### GIVEN REQUEST
Go through the records below line by line. Count the lines with "recepţiei" and give the count alone.

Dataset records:
==*==

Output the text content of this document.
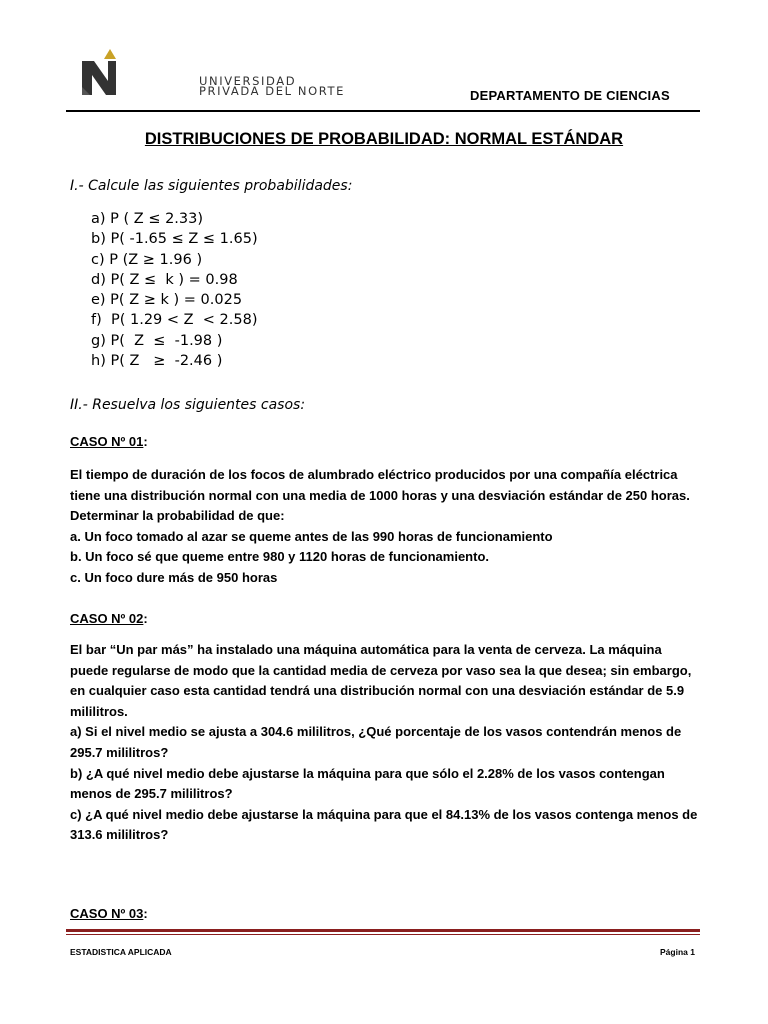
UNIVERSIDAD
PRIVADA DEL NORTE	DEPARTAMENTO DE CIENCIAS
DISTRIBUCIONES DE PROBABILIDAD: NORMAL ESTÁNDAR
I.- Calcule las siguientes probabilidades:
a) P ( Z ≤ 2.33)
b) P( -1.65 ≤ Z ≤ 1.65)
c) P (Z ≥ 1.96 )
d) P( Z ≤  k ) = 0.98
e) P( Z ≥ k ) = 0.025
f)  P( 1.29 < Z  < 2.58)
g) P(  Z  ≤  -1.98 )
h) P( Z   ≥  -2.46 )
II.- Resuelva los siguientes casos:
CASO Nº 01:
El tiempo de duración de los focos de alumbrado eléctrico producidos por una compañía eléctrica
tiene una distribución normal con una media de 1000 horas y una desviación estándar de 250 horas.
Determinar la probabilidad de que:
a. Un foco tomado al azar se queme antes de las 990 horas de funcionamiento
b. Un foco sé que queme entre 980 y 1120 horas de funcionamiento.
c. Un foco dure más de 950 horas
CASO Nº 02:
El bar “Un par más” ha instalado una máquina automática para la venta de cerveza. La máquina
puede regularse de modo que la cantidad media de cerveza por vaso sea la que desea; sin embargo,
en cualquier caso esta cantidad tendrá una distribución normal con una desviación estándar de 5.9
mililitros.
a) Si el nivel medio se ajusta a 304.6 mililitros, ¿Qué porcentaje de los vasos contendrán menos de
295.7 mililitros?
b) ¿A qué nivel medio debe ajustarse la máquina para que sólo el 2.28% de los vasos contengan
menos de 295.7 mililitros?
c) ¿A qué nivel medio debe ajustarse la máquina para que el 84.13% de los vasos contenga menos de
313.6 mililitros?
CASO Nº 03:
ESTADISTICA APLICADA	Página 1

==*==

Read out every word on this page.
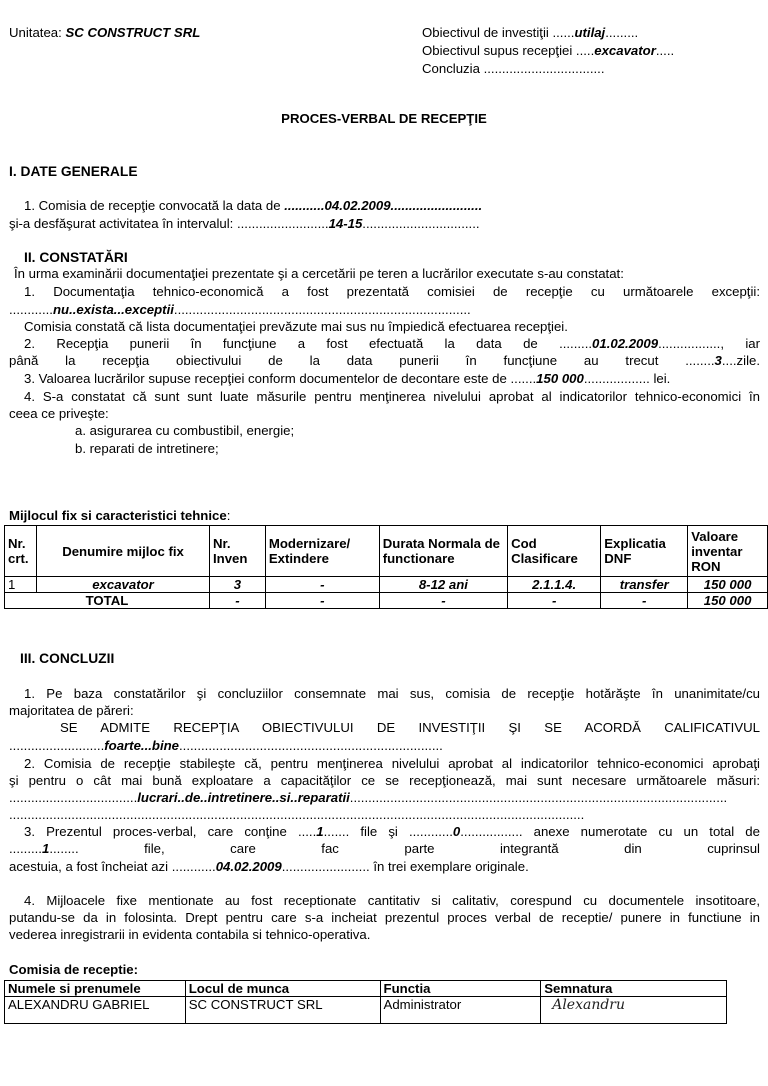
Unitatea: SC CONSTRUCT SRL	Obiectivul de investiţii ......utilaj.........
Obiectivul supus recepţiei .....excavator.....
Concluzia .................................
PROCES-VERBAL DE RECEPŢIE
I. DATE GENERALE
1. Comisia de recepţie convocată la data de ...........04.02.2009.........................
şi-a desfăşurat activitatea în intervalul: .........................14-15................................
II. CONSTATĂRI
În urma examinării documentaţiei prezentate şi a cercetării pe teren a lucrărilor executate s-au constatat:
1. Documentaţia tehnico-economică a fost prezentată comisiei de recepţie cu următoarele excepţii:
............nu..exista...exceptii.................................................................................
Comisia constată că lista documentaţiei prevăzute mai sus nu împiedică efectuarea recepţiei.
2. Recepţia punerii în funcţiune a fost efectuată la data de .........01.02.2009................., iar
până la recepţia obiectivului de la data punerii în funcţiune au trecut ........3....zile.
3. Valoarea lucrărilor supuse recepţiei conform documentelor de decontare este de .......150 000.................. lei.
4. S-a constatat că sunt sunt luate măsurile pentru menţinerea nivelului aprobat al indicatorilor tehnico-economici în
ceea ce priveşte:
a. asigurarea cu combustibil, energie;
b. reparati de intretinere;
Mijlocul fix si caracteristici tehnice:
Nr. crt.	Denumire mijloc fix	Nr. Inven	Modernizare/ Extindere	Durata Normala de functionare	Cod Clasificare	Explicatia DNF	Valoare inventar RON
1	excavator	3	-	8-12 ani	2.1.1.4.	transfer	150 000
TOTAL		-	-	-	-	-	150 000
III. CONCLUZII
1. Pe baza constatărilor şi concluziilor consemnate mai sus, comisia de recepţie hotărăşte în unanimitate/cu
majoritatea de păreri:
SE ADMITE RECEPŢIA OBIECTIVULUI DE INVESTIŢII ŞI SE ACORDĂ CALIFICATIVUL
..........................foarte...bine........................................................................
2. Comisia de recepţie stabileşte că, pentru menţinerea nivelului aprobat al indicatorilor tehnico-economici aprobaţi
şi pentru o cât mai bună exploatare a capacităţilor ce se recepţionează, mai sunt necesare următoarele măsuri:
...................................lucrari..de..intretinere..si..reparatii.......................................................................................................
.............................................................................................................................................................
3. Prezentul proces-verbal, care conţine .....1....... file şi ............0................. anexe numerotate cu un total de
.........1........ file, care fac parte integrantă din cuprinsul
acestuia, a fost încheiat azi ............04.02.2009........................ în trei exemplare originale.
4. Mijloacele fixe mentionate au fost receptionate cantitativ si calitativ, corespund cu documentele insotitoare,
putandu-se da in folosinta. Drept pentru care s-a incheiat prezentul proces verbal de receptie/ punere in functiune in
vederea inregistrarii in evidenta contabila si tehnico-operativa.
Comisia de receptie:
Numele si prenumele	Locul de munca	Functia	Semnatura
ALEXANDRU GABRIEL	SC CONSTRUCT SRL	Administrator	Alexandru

==*==

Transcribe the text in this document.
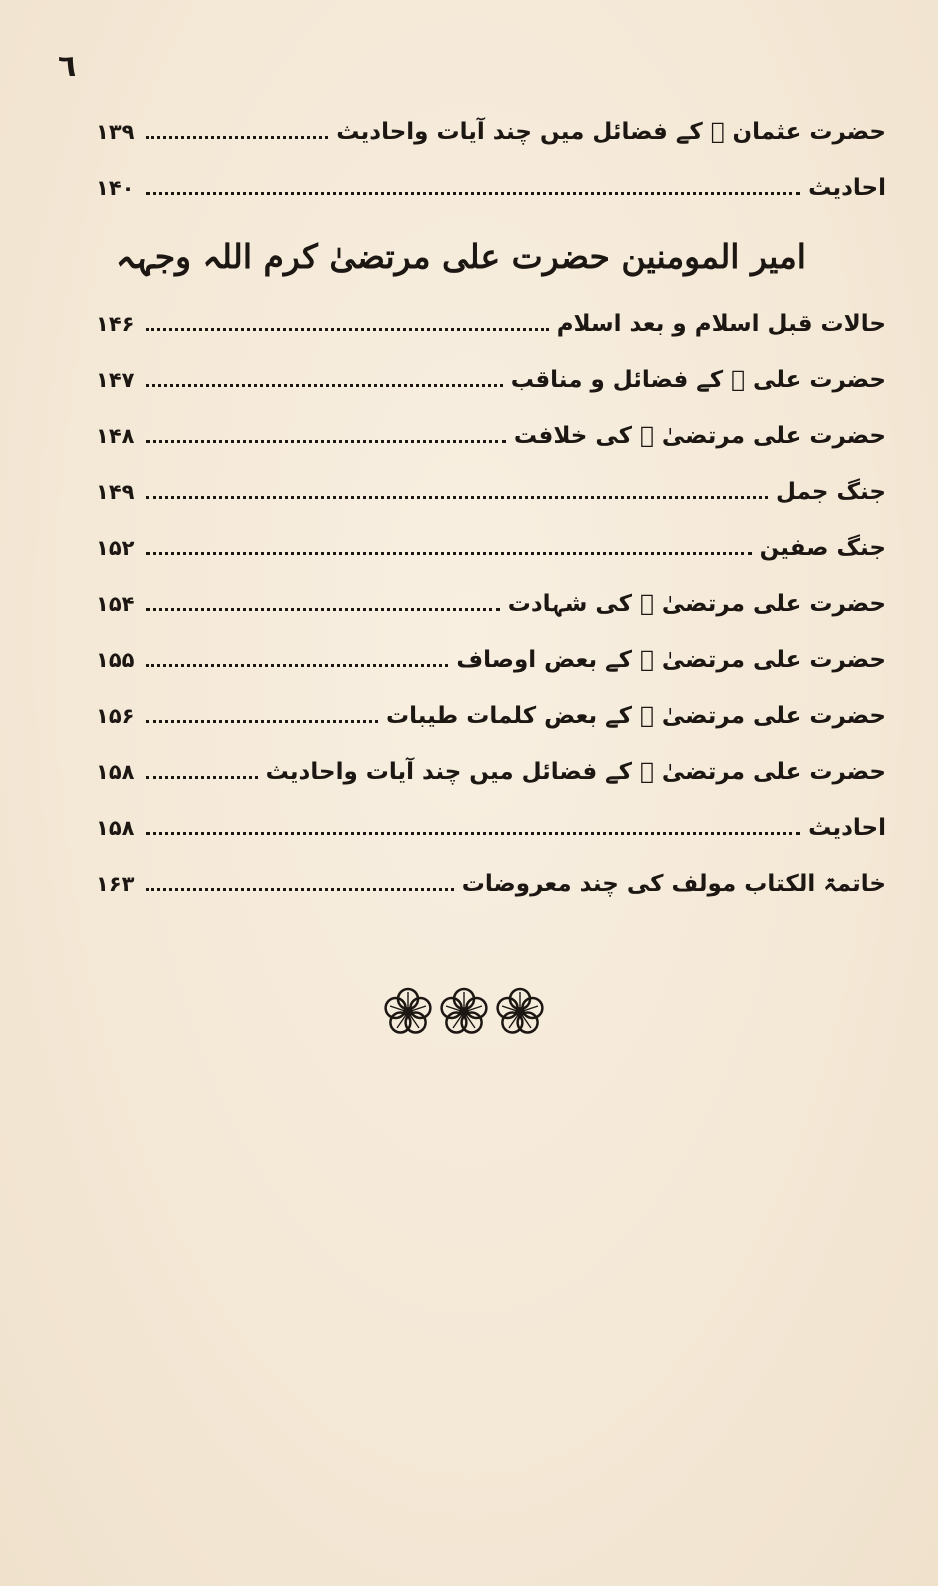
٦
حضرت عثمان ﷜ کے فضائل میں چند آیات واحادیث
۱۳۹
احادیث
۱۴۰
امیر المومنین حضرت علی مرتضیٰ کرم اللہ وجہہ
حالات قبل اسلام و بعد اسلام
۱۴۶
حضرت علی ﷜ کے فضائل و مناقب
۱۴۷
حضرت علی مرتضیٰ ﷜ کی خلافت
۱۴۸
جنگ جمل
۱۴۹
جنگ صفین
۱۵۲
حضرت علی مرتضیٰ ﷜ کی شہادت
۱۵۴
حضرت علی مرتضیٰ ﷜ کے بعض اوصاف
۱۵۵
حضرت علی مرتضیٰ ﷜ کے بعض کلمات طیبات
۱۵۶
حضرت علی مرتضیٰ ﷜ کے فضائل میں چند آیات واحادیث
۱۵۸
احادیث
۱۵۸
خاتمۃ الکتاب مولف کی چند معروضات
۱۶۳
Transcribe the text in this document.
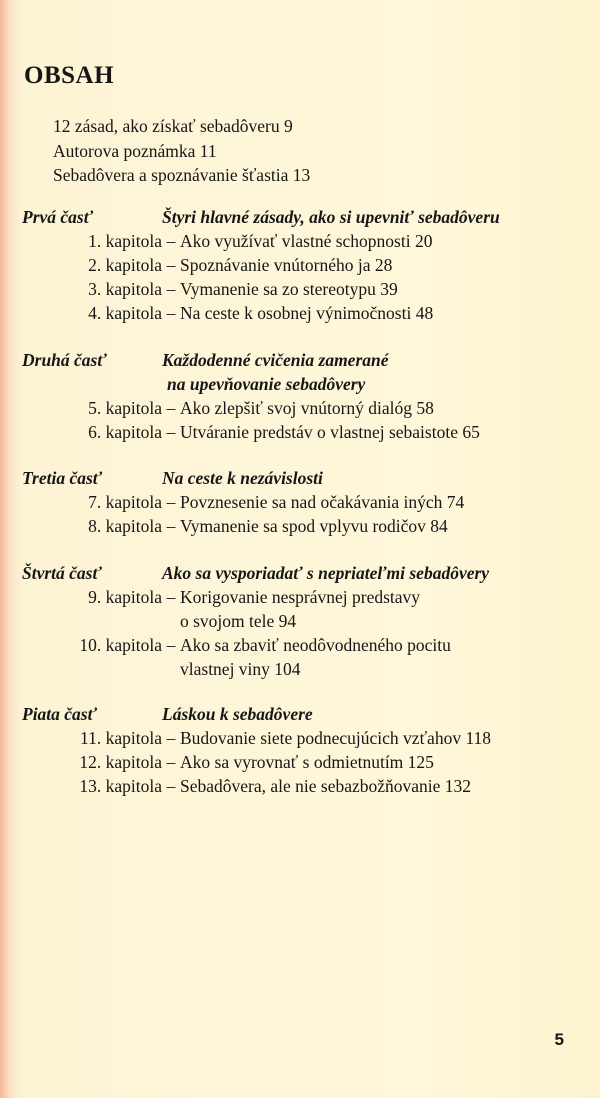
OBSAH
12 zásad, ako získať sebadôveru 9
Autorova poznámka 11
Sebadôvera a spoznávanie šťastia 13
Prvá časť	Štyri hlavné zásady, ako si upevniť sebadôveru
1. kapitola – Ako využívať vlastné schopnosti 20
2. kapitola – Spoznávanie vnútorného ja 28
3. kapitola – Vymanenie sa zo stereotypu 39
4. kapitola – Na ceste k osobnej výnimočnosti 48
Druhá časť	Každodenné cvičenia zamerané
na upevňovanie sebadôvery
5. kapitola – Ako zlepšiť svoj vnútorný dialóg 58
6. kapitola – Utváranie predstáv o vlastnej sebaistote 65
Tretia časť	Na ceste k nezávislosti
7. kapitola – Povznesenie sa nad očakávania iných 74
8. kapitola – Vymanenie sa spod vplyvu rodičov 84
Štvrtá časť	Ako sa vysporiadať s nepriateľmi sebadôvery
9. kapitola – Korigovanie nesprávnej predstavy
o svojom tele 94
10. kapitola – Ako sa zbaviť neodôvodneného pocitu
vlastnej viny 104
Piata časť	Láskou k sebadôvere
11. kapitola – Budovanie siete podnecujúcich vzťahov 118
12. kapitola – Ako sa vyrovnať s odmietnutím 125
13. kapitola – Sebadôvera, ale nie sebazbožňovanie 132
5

==*==

### FINISHED EXERCISE
3